▶ _PROVIDED DATA_

════════════════

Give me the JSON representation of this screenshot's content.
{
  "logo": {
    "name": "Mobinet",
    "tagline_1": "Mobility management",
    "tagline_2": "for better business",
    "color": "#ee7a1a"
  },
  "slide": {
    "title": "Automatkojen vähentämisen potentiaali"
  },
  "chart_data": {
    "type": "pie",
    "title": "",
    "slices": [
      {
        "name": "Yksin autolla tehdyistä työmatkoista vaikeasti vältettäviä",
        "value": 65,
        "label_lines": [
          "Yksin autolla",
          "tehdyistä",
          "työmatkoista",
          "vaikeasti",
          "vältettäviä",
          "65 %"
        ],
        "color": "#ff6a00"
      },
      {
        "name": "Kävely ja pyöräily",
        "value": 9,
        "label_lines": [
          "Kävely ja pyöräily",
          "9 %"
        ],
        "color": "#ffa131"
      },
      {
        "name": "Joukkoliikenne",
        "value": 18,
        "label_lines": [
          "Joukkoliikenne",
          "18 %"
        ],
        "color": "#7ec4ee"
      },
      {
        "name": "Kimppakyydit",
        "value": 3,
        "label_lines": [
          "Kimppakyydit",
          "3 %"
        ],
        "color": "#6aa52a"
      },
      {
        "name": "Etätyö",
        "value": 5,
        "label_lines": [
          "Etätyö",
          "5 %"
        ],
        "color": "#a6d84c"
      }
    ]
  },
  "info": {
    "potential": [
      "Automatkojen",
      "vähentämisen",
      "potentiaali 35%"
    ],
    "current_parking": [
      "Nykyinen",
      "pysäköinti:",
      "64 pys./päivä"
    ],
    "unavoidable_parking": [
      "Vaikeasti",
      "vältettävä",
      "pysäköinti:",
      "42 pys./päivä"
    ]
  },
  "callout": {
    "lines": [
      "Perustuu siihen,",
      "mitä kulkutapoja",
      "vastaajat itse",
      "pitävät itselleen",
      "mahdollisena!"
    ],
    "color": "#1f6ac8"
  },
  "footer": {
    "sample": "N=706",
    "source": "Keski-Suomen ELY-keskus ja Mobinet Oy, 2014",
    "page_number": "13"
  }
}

════════════════

▶ _WHAT THE TASK ASKS_
Of the lines in this data, how many contain "Kävely"? Reply with only the number.

▶ _SOLUTION FOR THIS EXERCISE_
2